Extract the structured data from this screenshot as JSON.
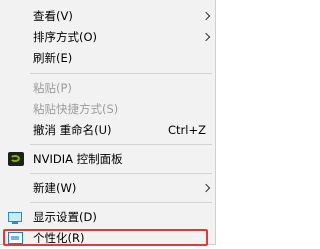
{
  "menu": {
    "items": [
      {
        "label": "查看(V)"
      },
      {
        "label": "排序方式(O)"
      },
      {
        "label": "刷新(E)"
      },
      {
        "label": "粘贴(P)"
      },
      {
        "label": "粘贴快捷方式(S)"
      },
      {
        "label": "撤消 重命名(U)",
        "shortcut": "Ctrl+Z"
      },
      {
        "label": "NVIDIA 控制面板",
        "icon": "nvidia-icon"
      },
      {
        "label": "新建(W)"
      },
      {
        "label": "显示设置(D)",
        "icon": "display-icon"
      },
      {
        "label": "个性化(R)",
        "icon": "personal-icon"
      }
    ]
  },
  "colors": {
    "menu_background": "#f2f2f2",
    "disabled_text": "#9c9c9c",
    "highlight_border": "#e23a3a"
  }
}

_____

__TASK DESCRIPTION__
From the entries above, output every line exactly and omit any image.

__FINISHED ANSWER__
Extract the structured data from this screenshot as JSON.
{
  "menu": {
    "items": [
      {
        "label": "查看(V)"
      },
      {
        "label": "排序方式(O)"
      },
      {
        "label": "刷新(E)"
      },
      {
        "label": "粘贴(P)"
      },
      {
        "label": "粘贴快捷方式(S)"
      },
      {
        "label": "撤消 重命名(U)",
        "shortcut": "Ctrl+Z"
      },
      {
        "label": "NVIDIA 控制面板",
        "icon": "nvidia-icon"
      },
      {
        "label": "新建(W)"
      },
      {
        "label": "显示设置(D)",
        "icon": "display-icon"
      },
      {
        "label": "个性化(R)",
        "icon": "personal-icon"
      }
    ]
  },
  "colors": {
    "menu_background": "#f2f2f2",
    "disabled_text": "#9c9c9c",
    "highlight_border": "#e23a3a"
  }
}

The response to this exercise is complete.